THE PROBLEM: Copy the data precisely, character for character, and leave out every picture.

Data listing

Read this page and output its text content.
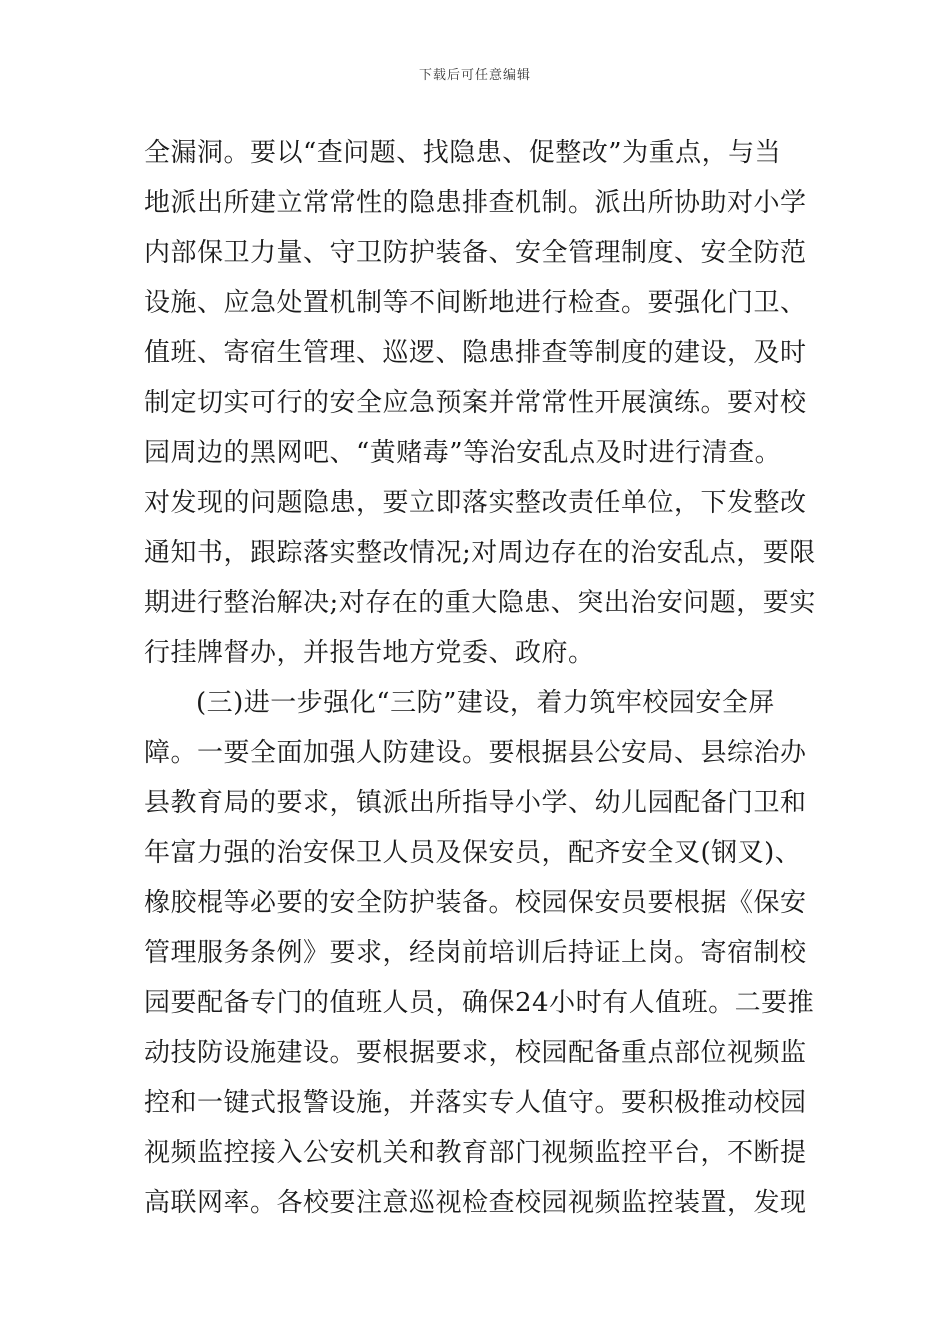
下载后可任意编辑
全漏洞。要以“查问题、找隐患、促整改”为重点，与当
地派出所建立常常性的隐患排查机制。派出所协助对小学
内部保卫力量、守卫防护装备、安全管理制度、安全防范
设施、应急处置机制等不间断地进行检查。要强化门卫、
值班、寄宿生管理、巡逻、隐患排查等制度的建设，及时
制定切实可行的安全应急预案并常常性开展演练。要对校
园周边的黑网吧、“黄赌毒”等治安乱点及时进行清查。
对发现的问题隐患，要立即落实整改责任单位，下发整改
通知书，跟踪落实整改情况;对周边存在的治安乱点，要限
期进行整治解决;对存在的重大隐患、突出治安问题，要实
行挂牌督办，并报告地方党委、政府。
(三)进一步强化“三防”建设，着力筑牢校园安全屏
障。一要全面加强人防建设。要根据县公安局、县综治办
县教育局的要求，镇派出所指导小学、幼儿园配备门卫和
年富力强的治安保卫人员及保安员，配齐安全叉(钢叉)、
橡胶棍等必要的安全防护装备。校园保安员要根据《保安
管理服务条例》要求，经岗前培训后持证上岗。寄宿制校
园要配备专门的值班人员，确保24小时有人值班。二要推
动技防设施建设。要根据要求，校园配备重点部位视频监
控和一键式报警设施，并落实专人值守。要积极推动校园
视频监控接入公安机关和教育部门视频监控平台，不断提
高联网率。各校要注意巡视检查校园视频监控装置，发现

WRITTEN ANSWER:
Read this page and output its text content.
下载后可任意编辑
全漏洞。要以“查问题、找隐患、促整改”为重点，与当
地派出所建立常常性的隐患排查机制。派出所协助对小学
内部保卫力量、守卫防护装备、安全管理制度、安全防范
设施、应急处置机制等不间断地进行检查。要强化门卫、
值班、寄宿生管理、巡逻、隐患排查等制度的建设，及时
制定切实可行的安全应急预案并常常性开展演练。要对校
园周边的黑网吧、“黄赌毒”等治安乱点及时进行清查。
对发现的问题隐患，要立即落实整改责任单位，下发整改
通知书，跟踪落实整改情况;对周边存在的治安乱点，要限
期进行整治解决;对存在的重大隐患、突出治安问题，要实
行挂牌督办，并报告地方党委、政府。
(三)进一步强化“三防”建设，着力筑牢校园安全屏
障。一要全面加强人防建设。要根据县公安局、县综治办
县教育局的要求，镇派出所指导小学、幼儿园配备门卫和
年富力强的治安保卫人员及保安员，配齐安全叉(钢叉)、
橡胶棍等必要的安全防护装备。校园保安员要根据《保安
管理服务条例》要求，经岗前培训后持证上岗。寄宿制校
园要配备专门的值班人员，确保24小时有人值班。二要推
动技防设施建设。要根据要求，校园配备重点部位视频监
控和一键式报警设施，并落实专人值守。要积极推动校园
视频监控接入公安机关和教育部门视频监控平台，不断提
高联网率。各校要注意巡视检查校园视频监控装置，发现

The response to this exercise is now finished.